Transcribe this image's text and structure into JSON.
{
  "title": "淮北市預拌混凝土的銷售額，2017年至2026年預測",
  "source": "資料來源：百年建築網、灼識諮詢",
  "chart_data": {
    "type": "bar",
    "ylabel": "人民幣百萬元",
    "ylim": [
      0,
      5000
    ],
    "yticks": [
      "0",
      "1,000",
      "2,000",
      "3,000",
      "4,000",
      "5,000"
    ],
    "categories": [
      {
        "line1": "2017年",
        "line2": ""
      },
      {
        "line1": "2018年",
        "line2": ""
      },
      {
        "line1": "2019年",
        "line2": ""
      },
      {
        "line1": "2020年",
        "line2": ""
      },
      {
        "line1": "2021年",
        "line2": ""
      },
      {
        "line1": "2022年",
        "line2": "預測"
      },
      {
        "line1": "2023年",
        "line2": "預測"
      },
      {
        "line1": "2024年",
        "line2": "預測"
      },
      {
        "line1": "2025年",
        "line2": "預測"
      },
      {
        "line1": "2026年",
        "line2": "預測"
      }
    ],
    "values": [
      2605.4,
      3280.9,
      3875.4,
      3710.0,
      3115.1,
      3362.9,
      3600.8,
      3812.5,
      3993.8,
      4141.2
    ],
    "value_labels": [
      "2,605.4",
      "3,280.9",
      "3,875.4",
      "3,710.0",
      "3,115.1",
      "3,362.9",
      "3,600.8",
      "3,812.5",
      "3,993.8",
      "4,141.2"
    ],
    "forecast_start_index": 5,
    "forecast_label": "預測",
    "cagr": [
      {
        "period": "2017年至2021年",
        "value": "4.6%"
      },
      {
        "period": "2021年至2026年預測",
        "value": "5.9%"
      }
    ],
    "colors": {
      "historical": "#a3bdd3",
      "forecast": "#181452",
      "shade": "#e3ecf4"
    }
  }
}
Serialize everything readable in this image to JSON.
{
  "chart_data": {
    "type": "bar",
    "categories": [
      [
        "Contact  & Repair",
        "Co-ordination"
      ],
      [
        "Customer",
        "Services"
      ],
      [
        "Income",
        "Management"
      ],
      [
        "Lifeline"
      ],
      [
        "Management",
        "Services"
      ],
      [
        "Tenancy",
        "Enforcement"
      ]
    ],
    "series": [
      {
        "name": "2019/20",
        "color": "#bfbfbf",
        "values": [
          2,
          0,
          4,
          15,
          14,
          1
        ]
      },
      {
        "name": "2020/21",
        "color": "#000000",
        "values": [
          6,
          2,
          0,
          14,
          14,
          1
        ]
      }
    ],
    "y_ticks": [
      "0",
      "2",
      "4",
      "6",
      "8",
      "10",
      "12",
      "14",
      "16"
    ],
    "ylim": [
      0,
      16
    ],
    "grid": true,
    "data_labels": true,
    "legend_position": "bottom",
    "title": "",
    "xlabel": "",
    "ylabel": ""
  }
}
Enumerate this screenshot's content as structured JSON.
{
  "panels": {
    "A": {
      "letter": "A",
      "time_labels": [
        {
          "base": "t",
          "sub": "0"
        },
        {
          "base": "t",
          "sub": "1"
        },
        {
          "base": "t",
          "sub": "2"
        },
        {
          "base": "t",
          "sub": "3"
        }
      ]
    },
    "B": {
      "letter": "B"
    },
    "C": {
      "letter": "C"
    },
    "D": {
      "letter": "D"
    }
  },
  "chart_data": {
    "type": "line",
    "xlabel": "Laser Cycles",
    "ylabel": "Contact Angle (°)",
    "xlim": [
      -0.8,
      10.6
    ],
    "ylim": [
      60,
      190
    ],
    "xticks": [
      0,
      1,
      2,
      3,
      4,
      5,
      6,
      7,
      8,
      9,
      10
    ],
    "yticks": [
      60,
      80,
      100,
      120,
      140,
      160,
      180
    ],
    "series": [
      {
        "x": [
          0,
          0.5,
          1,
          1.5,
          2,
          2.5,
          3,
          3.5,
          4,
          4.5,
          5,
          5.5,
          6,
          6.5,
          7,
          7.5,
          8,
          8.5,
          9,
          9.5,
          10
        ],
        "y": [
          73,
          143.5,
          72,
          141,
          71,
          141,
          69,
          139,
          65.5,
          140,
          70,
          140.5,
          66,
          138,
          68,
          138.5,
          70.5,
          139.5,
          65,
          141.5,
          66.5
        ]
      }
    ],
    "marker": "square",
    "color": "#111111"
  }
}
—————
Check each line of the entries above, and show every one holding the word "title".

### Task response
  "title": "淮北市預拌混凝土的銷售額，2017年至2026年預測",
    "title": "",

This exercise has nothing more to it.